→ **CHALLENGE**:
How many lines in the entries contain the string "header"? Reply with the number alone.

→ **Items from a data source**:
::::::::

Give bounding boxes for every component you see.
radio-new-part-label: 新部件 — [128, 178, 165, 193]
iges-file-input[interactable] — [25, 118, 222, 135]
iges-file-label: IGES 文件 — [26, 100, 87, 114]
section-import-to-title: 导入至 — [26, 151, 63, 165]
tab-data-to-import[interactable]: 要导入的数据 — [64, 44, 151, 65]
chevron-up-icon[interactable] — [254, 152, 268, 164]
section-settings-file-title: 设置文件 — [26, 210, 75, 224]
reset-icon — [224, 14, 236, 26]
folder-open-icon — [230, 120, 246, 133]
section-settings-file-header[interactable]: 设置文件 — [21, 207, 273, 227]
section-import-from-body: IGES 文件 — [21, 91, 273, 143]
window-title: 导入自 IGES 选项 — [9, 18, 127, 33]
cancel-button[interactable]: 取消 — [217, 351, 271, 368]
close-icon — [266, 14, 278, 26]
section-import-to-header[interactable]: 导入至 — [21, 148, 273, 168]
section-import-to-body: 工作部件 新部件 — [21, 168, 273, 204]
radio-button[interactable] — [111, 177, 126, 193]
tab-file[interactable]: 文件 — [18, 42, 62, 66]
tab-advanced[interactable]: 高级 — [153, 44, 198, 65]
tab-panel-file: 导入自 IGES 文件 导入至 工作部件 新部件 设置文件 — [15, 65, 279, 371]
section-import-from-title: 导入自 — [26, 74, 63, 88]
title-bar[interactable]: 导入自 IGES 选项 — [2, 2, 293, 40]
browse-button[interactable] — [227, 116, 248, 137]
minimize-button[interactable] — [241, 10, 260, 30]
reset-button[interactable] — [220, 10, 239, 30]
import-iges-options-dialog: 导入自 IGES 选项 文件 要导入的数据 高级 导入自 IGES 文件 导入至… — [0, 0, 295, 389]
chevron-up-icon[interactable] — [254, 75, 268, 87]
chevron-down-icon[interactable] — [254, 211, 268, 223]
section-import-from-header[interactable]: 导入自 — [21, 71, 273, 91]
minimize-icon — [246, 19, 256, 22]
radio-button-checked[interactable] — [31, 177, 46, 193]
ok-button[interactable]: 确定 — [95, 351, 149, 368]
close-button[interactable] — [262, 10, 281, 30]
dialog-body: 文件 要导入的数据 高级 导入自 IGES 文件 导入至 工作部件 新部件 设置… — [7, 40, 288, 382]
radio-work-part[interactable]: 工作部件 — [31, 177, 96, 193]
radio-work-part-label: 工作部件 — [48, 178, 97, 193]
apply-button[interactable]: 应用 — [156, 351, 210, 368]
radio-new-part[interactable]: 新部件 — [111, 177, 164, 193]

::::::::

→ **OUTPUT OF THE EXERCISE**:
3